# YOUR INSTRUCTIONS
Go through the records underneath and write each one out again exactly.

# RECORDED DATA
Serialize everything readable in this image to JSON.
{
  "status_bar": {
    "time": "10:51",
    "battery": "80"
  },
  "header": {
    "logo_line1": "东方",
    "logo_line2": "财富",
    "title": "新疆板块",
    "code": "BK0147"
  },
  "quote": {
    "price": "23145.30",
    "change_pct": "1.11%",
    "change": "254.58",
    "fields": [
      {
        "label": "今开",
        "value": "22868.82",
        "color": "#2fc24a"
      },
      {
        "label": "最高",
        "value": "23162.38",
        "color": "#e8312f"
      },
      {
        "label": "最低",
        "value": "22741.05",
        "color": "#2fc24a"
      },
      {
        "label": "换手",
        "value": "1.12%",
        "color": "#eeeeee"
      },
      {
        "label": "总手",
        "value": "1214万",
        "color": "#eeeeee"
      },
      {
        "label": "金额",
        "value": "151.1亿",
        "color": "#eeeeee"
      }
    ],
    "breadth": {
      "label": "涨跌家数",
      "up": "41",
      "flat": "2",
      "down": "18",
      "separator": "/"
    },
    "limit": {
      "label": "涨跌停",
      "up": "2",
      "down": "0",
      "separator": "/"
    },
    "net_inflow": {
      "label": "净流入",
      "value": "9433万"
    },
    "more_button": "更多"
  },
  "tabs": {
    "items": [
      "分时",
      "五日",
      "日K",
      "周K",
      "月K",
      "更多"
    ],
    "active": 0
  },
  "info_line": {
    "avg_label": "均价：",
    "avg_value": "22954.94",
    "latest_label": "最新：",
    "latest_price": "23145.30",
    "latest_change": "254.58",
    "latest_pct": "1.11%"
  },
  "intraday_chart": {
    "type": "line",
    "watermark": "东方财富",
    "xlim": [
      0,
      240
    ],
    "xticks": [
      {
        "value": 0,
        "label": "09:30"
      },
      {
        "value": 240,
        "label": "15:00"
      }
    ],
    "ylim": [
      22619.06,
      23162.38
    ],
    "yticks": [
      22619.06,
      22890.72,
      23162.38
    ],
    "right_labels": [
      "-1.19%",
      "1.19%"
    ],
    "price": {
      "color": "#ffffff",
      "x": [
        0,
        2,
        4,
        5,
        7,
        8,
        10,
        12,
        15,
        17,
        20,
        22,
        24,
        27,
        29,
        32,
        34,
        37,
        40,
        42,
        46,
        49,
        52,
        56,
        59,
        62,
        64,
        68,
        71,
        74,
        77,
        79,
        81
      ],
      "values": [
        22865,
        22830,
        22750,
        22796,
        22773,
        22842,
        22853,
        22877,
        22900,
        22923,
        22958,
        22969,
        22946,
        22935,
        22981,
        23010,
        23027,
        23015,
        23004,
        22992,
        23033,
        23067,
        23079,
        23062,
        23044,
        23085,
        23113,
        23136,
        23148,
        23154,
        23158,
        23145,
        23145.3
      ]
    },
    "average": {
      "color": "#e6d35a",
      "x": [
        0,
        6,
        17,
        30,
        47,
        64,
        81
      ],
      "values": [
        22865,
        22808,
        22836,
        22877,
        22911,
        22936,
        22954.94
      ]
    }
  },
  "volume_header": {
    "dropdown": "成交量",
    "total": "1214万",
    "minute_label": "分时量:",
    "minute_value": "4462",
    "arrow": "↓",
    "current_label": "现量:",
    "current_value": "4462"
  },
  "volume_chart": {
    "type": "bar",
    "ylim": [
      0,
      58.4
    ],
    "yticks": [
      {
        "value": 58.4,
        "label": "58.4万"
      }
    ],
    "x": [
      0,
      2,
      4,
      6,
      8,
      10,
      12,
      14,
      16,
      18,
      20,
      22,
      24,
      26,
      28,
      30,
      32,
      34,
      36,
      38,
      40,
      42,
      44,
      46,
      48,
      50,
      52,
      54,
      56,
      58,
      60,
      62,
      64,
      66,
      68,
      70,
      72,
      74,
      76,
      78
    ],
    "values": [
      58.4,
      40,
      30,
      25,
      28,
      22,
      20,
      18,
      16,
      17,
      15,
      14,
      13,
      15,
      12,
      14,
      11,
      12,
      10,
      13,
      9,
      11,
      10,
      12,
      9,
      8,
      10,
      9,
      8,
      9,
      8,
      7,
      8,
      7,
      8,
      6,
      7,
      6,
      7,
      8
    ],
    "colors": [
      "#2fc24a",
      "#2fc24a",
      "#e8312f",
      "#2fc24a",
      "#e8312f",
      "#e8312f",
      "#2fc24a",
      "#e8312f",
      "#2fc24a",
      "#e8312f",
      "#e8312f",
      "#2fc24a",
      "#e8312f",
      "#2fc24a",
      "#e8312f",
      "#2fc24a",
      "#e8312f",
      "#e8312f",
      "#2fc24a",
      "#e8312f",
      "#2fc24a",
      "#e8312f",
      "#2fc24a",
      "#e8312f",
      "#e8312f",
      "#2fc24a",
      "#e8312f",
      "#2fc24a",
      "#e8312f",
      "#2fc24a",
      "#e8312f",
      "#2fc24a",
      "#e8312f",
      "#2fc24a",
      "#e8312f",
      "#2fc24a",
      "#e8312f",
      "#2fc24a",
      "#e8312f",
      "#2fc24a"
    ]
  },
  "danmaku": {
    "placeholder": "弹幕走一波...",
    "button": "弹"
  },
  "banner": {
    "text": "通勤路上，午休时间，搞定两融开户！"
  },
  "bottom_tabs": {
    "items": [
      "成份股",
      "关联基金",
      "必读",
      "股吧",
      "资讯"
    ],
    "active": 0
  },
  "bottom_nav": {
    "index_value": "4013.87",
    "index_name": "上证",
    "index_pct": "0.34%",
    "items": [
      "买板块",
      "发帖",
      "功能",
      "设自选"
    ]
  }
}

# COMPLETED TASK
Serialize everything readable in this image to JSON.
{
  "status_bar": {
    "time": "10:51",
    "battery": "80"
  },
  "header": {
    "logo_line1": "东方",
    "logo_line2": "财富",
    "title": "新疆板块",
    "code": "BK0147"
  },
  "quote": {
    "price": "23145.30",
    "change_pct": "1.11%",
    "change": "254.58",
    "fields": [
      {
        "label": "今开",
        "value": "22868.82",
        "color": "#2fc24a"
      },
      {
        "label": "最高",
        "value": "23162.38",
        "color": "#e8312f"
      },
      {
        "label": "最低",
        "value": "22741.05",
        "color": "#2fc24a"
      },
      {
        "label": "换手",
        "value": "1.12%",
        "color": "#eeeeee"
      },
      {
        "label": "总手",
        "value": "1214万",
        "color": "#eeeeee"
      },
      {
        "label": "金额",
        "value": "151.1亿",
        "color": "#eeeeee"
      }
    ],
    "breadth": {
      "label": "涨跌家数",
      "up": "41",
      "flat": "2",
      "down": "18",
      "separator": "/"
    },
    "limit": {
      "label": "涨跌停",
      "up": "2",
      "down": "0",
      "separator": "/"
    },
    "net_inflow": {
      "label": "净流入",
      "value": "9433万"
    },
    "more_button": "更多"
  },
  "tabs": {
    "items": [
      "分时",
      "五日",
      "日K",
      "周K",
      "月K",
      "更多"
    ],
    "active": 0
  },
  "info_line": {
    "avg_label": "均价：",
    "avg_value": "22954.94",
    "latest_label": "最新：",
    "latest_price": "23145.30",
    "latest_change": "254.58",
    "latest_pct": "1.11%"
  },
  "intraday_chart": {
    "type": "line",
    "watermark": "东方财富",
    "xlim": [
      0,
      240
    ],
    "xticks": [
      {
        "value": 0,
        "label": "09:30"
      },
      {
        "value": 240,
        "label": "15:00"
      }
    ],
    "ylim": [
      22619.06,
      23162.38
    ],
    "yticks": [
      22619.06,
      22890.72,
      23162.38
    ],
    "right_labels": [
      "-1.19%",
      "1.19%"
    ],
    "price": {
      "color": "#ffffff",
      "x": [
        0,
        2,
        4,
        5,
        7,
        8,
        10,
        12,
        15,
        17,
        20,
        22,
        24,
        27,
        29,
        32,
        34,
        37,
        40,
        42,
        46,
        49,
        52,
        56,
        59,
        62,
        64,
        68,
        71,
        74,
        77,
        79,
        81
      ],
      "values": [
        22865,
        22830,
        22750,
        22796,
        22773,
        22842,
        22853,
        22877,
        22900,
        22923,
        22958,
        22969,
        22946,
        22935,
        22981,
        23010,
        23027,
        23015,
        23004,
        22992,
        23033,
        23067,
        23079,
        23062,
        23044,
        23085,
        23113,
        23136,
        23148,
        23154,
        23158,
        23145,
        23145.3
      ]
    },
    "average": {
      "color": "#e6d35a",
      "x": [
        0,
        6,
        17,
        30,
        47,
        64,
        81
      ],
      "values": [
        22865,
        22808,
        22836,
        22877,
        22911,
        22936,
        22954.94
      ]
    }
  },
  "volume_header": {
    "dropdown": "成交量",
    "total": "1214万",
    "minute_label": "分时量:",
    "minute_value": "4462",
    "arrow": "↓",
    "current_label": "现量:",
    "current_value": "4462"
  },
  "volume_chart": {
    "type": "bar",
    "ylim": [
      0,
      58.4
    ],
    "yticks": [
      {
        "value": 58.4,
        "label": "58.4万"
      }
    ],
    "x": [
      0,
      2,
      4,
      6,
      8,
      10,
      12,
      14,
      16,
      18,
      20,
      22,
      24,
      26,
      28,
      30,
      32,
      34,
      36,
      38,
      40,
      42,
      44,
      46,
      48,
      50,
      52,
      54,
      56,
      58,
      60,
      62,
      64,
      66,
      68,
      70,
      72,
      74,
      76,
      78
    ],
    "values": [
      58.4,
      40,
      30,
      25,
      28,
      22,
      20,
      18,
      16,
      17,
      15,
      14,
      13,
      15,
      12,
      14,
      11,
      12,
      10,
      13,
      9,
      11,
      10,
      12,
      9,
      8,
      10,
      9,
      8,
      9,
      8,
      7,
      8,
      7,
      8,
      6,
      7,
      6,
      7,
      8
    ],
    "colors": [
      "#2fc24a",
      "#2fc24a",
      "#e8312f",
      "#2fc24a",
      "#e8312f",
      "#e8312f",
      "#2fc24a",
      "#e8312f",
      "#2fc24a",
      "#e8312f",
      "#e8312f",
      "#2fc24a",
      "#e8312f",
      "#2fc24a",
      "#e8312f",
      "#2fc24a",
      "#e8312f",
      "#e8312f",
      "#2fc24a",
      "#e8312f",
      "#2fc24a",
      "#e8312f",
      "#2fc24a",
      "#e8312f",
      "#e8312f",
      "#2fc24a",
      "#e8312f",
      "#2fc24a",
      "#e8312f",
      "#2fc24a",
      "#e8312f",
      "#2fc24a",
      "#e8312f",
      "#2fc24a",
      "#e8312f",
      "#2fc24a",
      "#e8312f",
      "#2fc24a",
      "#e8312f",
      "#2fc24a"
    ]
  },
  "danmaku": {
    "placeholder": "弹幕走一波...",
    "button": "弹"
  },
  "banner": {
    "text": "通勤路上，午休时间，搞定两融开户！"
  },
  "bottom_tabs": {
    "items": [
      "成份股",
      "关联基金",
      "必读",
      "股吧",
      "资讯"
    ],
    "active": 0
  },
  "bottom_nav": {
    "index_value": "4013.87",
    "index_name": "上证",
    "index_pct": "0.34%",
    "items": [
      "买板块",
      "发帖",
      "功能",
      "设自选"
    ]
  }
}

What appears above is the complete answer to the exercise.